#### [DIRECTION]
Set down exactly the lines running from the line with "Give me a plain-text" to the end of the listing below, both ends included.

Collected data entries
· · ·

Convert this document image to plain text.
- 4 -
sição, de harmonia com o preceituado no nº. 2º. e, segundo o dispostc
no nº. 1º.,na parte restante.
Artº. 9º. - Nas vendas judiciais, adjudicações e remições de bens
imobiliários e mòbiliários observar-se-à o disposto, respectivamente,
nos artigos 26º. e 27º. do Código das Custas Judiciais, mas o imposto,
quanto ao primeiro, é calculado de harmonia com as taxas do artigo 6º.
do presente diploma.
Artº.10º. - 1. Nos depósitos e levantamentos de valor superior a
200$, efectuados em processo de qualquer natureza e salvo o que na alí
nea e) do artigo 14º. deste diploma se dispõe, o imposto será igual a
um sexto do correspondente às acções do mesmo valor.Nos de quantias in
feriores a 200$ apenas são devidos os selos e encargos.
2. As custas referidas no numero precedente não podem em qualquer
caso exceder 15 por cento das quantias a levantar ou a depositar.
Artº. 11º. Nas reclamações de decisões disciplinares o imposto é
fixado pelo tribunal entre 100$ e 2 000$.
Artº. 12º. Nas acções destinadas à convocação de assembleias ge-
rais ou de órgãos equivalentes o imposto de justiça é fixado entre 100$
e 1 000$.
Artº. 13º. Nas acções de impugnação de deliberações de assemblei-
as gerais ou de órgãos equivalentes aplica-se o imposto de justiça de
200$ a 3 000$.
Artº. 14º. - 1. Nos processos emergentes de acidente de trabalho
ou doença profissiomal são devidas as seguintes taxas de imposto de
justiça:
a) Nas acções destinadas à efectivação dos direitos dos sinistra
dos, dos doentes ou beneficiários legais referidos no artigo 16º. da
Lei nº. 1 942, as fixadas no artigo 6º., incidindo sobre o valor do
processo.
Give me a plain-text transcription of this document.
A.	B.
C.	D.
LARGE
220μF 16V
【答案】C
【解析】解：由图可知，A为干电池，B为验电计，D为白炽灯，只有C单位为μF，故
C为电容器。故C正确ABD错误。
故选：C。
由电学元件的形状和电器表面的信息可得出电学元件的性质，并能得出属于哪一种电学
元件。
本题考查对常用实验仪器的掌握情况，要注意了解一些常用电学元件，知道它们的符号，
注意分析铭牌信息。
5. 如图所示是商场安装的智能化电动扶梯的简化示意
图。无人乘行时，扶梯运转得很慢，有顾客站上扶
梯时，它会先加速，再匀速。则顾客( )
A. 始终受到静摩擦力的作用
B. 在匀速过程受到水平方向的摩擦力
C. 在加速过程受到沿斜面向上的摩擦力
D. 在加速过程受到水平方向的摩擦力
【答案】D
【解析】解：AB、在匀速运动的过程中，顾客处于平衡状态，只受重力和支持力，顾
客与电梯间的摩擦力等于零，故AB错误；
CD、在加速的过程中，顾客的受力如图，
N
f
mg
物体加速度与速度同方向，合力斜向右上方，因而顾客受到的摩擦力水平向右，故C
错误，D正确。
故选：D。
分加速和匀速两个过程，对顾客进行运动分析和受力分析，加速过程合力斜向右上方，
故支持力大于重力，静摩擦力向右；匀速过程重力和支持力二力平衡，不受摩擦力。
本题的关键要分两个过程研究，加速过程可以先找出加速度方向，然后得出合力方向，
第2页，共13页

· · ·

#### [EXPECTED ANSWER]
Give me a plain-text transcription of this document.
A.	B.
C.	D.
LARGE
220μF 16V
【答案】C
【解析】解：由图可知，A为干电池，B为验电计，D为白炽灯，只有C单位为μF，故
C为电容器。故C正确ABD错误。
故选：C。
由电学元件的形状和电器表面的信息可得出电学元件的性质，并能得出属于哪一种电学
元件。
本题考查对常用实验仪器的掌握情况，要注意了解一些常用电学元件，知道它们的符号，
注意分析铭牌信息。
5. 如图所示是商场安装的智能化电动扶梯的简化示意
图。无人乘行时，扶梯运转得很慢，有顾客站上扶
梯时，它会先加速，再匀速。则顾客( )
A. 始终受到静摩擦力的作用
B. 在匀速过程受到水平方向的摩擦力
C. 在加速过程受到沿斜面向上的摩擦力
D. 在加速过程受到水平方向的摩擦力
【答案】D
【解析】解：AB、在匀速运动的过程中，顾客处于平衡状态，只受重力和支持力，顾
客与电梯间的摩擦力等于零，故AB错误；
CD、在加速的过程中，顾客的受力如图，
N
f
mg
物体加速度与速度同方向，合力斜向右上方，因而顾客受到的摩擦力水平向右，故C
错误，D正确。
故选：D。
分加速和匀速两个过程，对顾客进行运动分析和受力分析，加速过程合力斜向右上方，
故支持力大于重力，静摩擦力向右；匀速过程重力和支持力二力平衡，不受摩擦力。
本题的关键要分两个过程研究，加速过程可以先找出加速度方向，然后得出合力方向，
第2页，共13页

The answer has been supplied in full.